Extracted data entries:

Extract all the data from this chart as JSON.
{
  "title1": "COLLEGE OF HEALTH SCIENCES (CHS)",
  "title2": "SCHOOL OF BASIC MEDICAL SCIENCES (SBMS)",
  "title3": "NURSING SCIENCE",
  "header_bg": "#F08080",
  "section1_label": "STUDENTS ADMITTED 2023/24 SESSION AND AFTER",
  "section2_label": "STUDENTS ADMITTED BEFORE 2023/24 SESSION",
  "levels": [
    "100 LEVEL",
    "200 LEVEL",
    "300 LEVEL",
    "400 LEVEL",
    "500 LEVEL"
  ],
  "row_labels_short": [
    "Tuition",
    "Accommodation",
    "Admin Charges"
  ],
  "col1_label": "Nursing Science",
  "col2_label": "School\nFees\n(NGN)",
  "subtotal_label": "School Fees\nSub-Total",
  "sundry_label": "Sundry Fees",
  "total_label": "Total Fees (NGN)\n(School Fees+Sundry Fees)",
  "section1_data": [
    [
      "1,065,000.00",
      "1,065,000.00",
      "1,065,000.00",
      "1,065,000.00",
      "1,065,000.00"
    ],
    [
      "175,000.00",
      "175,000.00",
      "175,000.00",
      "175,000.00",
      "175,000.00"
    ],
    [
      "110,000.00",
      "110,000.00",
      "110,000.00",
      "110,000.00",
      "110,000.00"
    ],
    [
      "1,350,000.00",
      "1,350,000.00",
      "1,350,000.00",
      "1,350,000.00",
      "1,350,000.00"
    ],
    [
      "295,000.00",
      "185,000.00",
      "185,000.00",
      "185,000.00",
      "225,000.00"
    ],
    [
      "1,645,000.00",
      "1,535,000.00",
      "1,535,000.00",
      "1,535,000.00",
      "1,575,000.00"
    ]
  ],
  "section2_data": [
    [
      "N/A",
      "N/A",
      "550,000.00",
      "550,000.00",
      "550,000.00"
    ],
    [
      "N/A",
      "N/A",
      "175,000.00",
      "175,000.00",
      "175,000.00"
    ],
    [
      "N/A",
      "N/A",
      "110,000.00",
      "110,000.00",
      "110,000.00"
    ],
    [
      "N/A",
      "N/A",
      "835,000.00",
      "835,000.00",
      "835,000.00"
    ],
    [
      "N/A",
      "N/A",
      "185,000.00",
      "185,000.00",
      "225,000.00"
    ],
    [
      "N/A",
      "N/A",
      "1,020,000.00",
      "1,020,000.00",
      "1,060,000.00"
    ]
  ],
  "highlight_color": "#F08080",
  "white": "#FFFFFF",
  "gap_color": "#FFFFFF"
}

● **Goal**
Set all of the records down again, exactly as they stand.

● **Exercise output**
Extract all the data from this chart as JSON.
{
  "title1": "COLLEGE OF HEALTH SCIENCES (CHS)",
  "title2": "SCHOOL OF BASIC MEDICAL SCIENCES (SBMS)",
  "title3": "NURSING SCIENCE",
  "header_bg": "#F08080",
  "section1_label": "STUDENTS ADMITTED 2023/24 SESSION AND AFTER",
  "section2_label": "STUDENTS ADMITTED BEFORE 2023/24 SESSION",
  "levels": [
    "100 LEVEL",
    "200 LEVEL",
    "300 LEVEL",
    "400 LEVEL",
    "500 LEVEL"
  ],
  "row_labels_short": [
    "Tuition",
    "Accommodation",
    "Admin Charges"
  ],
  "col1_label": "Nursing Science",
  "col2_label": "School\nFees\n(NGN)",
  "subtotal_label": "School Fees\nSub-Total",
  "sundry_label": "Sundry Fees",
  "total_label": "Total Fees (NGN)\n(School Fees+Sundry Fees)",
  "section1_data": [
    [
      "1,065,000.00",
      "1,065,000.00",
      "1,065,000.00",
      "1,065,000.00",
      "1,065,000.00"
    ],
    [
      "175,000.00",
      "175,000.00",
      "175,000.00",
      "175,000.00",
      "175,000.00"
    ],
    [
      "110,000.00",
      "110,000.00",
      "110,000.00",
      "110,000.00",
      "110,000.00"
    ],
    [
      "1,350,000.00",
      "1,350,000.00",
      "1,350,000.00",
      "1,350,000.00",
      "1,350,000.00"
    ],
    [
      "295,000.00",
      "185,000.00",
      "185,000.00",
      "185,000.00",
      "225,000.00"
    ],
    [
      "1,645,000.00",
      "1,535,000.00",
      "1,535,000.00",
      "1,535,000.00",
      "1,575,000.00"
    ]
  ],
  "section2_data": [
    [
      "N/A",
      "N/A",
      "550,000.00",
      "550,000.00",
      "550,000.00"
    ],
    [
      "N/A",
      "N/A",
      "175,000.00",
      "175,000.00",
      "175,000.00"
    ],
    [
      "N/A",
      "N/A",
      "110,000.00",
      "110,000.00",
      "110,000.00"
    ],
    [
      "N/A",
      "N/A",
      "835,000.00",
      "835,000.00",
      "835,000.00"
    ],
    [
      "N/A",
      "N/A",
      "185,000.00",
      "185,000.00",
      "225,000.00"
    ],
    [
      "N/A",
      "N/A",
      "1,020,000.00",
      "1,020,000.00",
      "1,060,000.00"
    ]
  ],
  "highlight_color": "#F08080",
  "white": "#FFFFFF",
  "gap_color": "#FFFFFF"
}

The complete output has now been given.